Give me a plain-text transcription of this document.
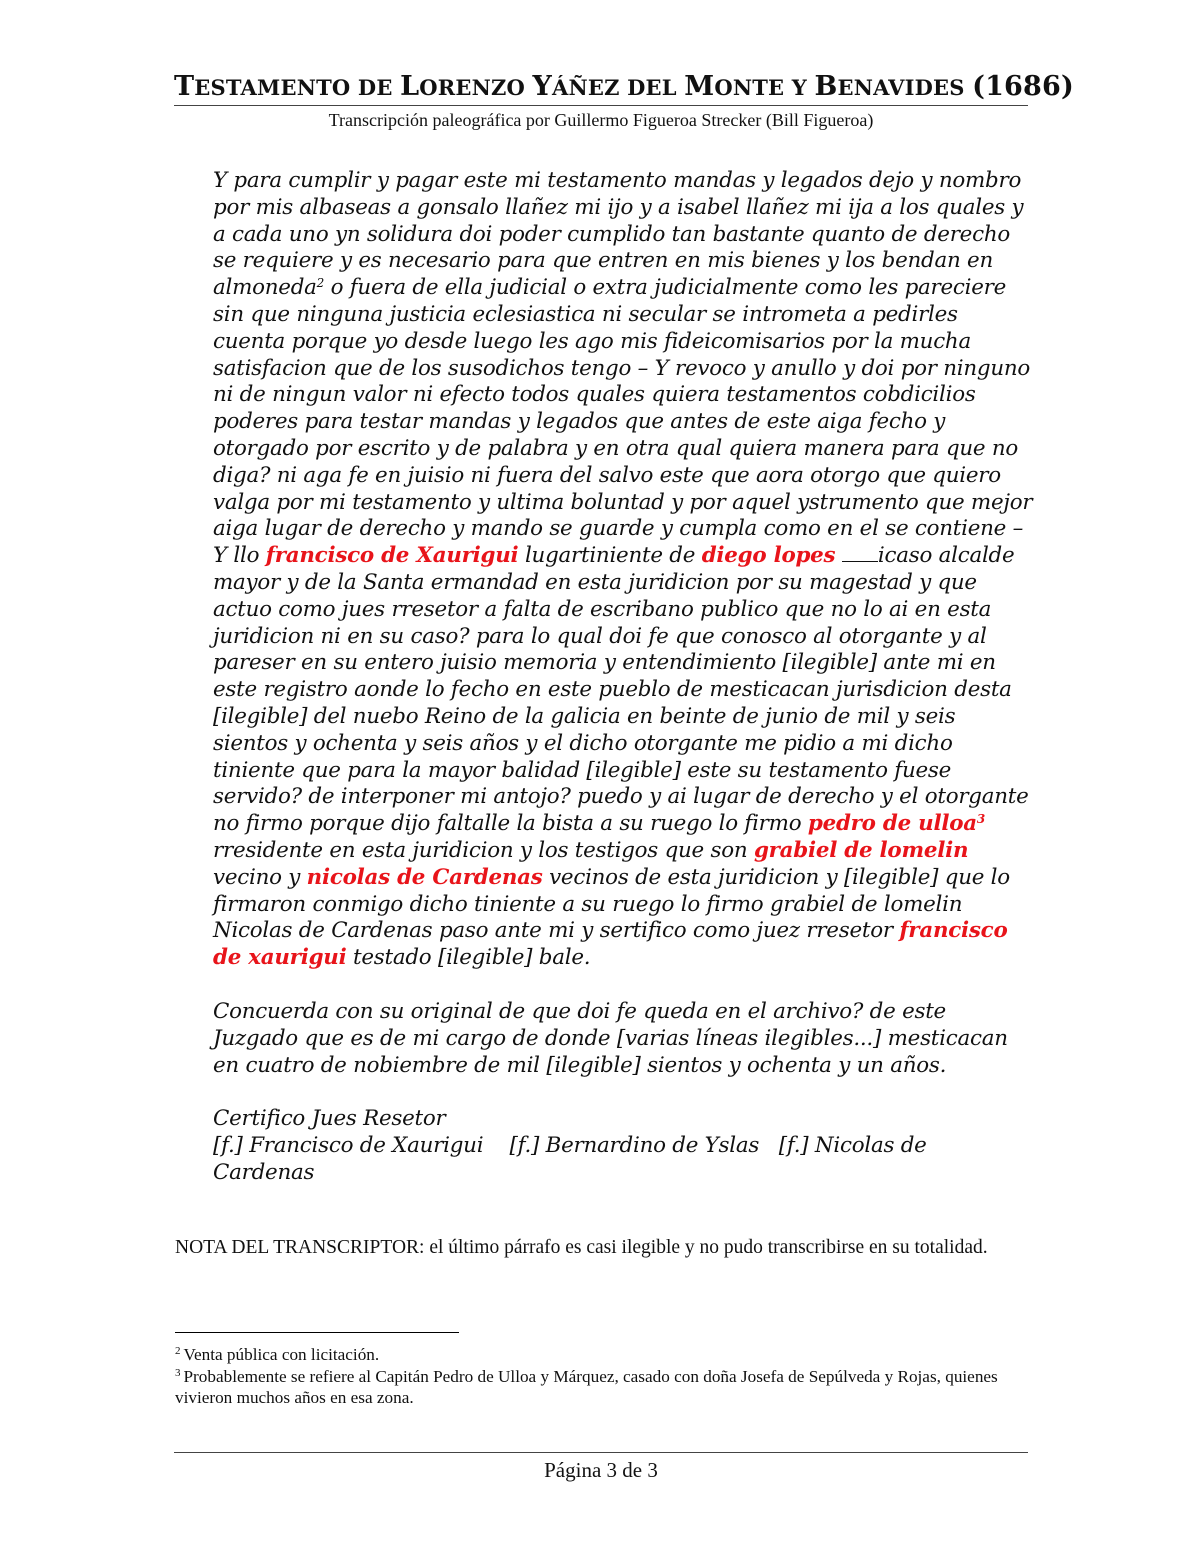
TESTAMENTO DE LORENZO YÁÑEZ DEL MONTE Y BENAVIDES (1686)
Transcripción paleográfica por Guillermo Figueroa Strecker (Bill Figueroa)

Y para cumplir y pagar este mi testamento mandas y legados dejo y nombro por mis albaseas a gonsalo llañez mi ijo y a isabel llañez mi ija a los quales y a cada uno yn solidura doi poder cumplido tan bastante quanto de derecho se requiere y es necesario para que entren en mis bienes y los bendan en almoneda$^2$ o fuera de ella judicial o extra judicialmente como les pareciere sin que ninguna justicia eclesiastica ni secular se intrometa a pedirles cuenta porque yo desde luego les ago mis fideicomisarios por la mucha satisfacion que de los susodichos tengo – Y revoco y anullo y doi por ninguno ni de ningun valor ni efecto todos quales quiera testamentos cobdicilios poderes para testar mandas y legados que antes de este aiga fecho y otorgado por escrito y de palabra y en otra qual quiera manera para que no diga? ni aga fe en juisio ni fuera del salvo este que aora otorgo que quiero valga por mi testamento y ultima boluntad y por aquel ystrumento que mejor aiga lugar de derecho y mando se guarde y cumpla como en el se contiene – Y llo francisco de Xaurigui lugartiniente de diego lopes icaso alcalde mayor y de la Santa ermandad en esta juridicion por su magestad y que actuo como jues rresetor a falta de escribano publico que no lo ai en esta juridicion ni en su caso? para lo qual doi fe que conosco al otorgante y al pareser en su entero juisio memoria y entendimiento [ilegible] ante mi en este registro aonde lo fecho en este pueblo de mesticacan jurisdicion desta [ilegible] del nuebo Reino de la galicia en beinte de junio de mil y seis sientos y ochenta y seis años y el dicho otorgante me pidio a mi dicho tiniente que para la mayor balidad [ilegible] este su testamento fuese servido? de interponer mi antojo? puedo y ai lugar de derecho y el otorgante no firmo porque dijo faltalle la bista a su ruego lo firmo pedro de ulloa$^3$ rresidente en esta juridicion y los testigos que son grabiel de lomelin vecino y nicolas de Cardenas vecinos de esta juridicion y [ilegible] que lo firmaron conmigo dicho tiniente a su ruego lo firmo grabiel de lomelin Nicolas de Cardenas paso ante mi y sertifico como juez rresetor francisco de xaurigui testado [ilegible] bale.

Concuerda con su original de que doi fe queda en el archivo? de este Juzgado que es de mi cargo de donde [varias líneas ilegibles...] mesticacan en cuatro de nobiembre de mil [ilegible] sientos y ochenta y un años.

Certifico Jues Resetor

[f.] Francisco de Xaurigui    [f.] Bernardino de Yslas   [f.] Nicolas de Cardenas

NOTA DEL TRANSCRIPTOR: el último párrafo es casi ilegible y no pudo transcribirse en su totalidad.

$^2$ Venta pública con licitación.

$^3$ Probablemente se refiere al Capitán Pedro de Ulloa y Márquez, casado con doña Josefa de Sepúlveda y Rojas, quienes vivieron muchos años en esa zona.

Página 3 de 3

——

* _WHAT IS BEING ASKED_: Can you repeat every record above exactly, apart from the pictures?

* _EXERCISE OUTPUT_:
Give me a plain-text transcription of this document.
TESTAMENTO DE LORENZO YÁÑEZ DEL MONTE Y BENAVIDES (1686)
Transcripción paleográfica por Guillermo Figueroa Strecker (Bill Figueroa)

Y para cumplir y pagar este mi testamento mandas y legados dejo y nombro por mis albaseas a gonsalo llañez mi ijo y a isabel llañez mi ija a los quales y a cada uno yn solidura doi poder cumplido tan bastante quanto de derecho se requiere y es necesario para que entren en mis bienes y los bendan en almoneda$^2$ o fuera de ella judicial o extra judicialmente como les pareciere sin que ninguna justicia eclesiastica ni secular se intrometa a pedirles cuenta porque yo desde luego les ago mis fideicomisarios por la mucha satisfacion que de los susodichos tengo – Y revoco y anullo y doi por ninguno ni de ningun valor ni efecto todos quales quiera testamentos cobdicilios poderes para testar mandas y legados que antes de este aiga fecho y otorgado por escrito y de palabra y en otra qual quiera manera para que no diga? ni aga fe en juisio ni fuera del salvo este que aora otorgo que quiero valga por mi testamento y ultima boluntad y por aquel ystrumento que mejor aiga lugar de derecho y mando se guarde y cumpla como en el se contiene – Y llo francisco de Xaurigui lugartiniente de diego lopes icaso alcalde mayor y de la Santa ermandad en esta juridicion por su magestad y que actuo como jues rresetor a falta de escribano publico que no lo ai en esta juridicion ni en su caso? para lo qual doi fe que conosco al otorgante y al pareser en su entero juisio memoria y entendimiento [ilegible] ante mi en este registro aonde lo fecho en este pueblo de mesticacan jurisdicion desta [ilegible] del nuebo Reino de la galicia en beinte de junio de mil y seis sientos y ochenta y seis años y el dicho otorgante me pidio a mi dicho tiniente que para la mayor balidad [ilegible] este su testamento fuese servido? de interponer mi antojo? puedo y ai lugar de derecho y el otorgante no firmo porque dijo faltalle la bista a su ruego lo firmo pedro de ulloa$^3$ rresidente en esta juridicion y los testigos que son grabiel de lomelin vecino y nicolas de Cardenas vecinos de esta juridicion y [ilegible] que lo firmaron conmigo dicho tiniente a su ruego lo firmo grabiel de lomelin Nicolas de Cardenas paso ante mi y sertifico como juez rresetor francisco de xaurigui testado [ilegible] bale.

Concuerda con su original de que doi fe queda en el archivo? de este Juzgado que es de mi cargo de donde [varias líneas ilegibles...] mesticacan en cuatro de nobiembre de mil [ilegible] sientos y ochenta y un años.

Certifico Jues Resetor

[f.] Francisco de Xaurigui    [f.] Bernardino de Yslas   [f.] Nicolas de Cardenas

NOTA DEL TRANSCRIPTOR: el último párrafo es casi ilegible y no pudo transcribirse en su totalidad.

$^2$ Venta pública con licitación.

$^3$ Probablemente se refiere al Capitán Pedro de Ulloa y Márquez, casado con doña Josefa de Sepúlveda y Rojas, quienes vivieron muchos años en esa zona.

Página 3 de 3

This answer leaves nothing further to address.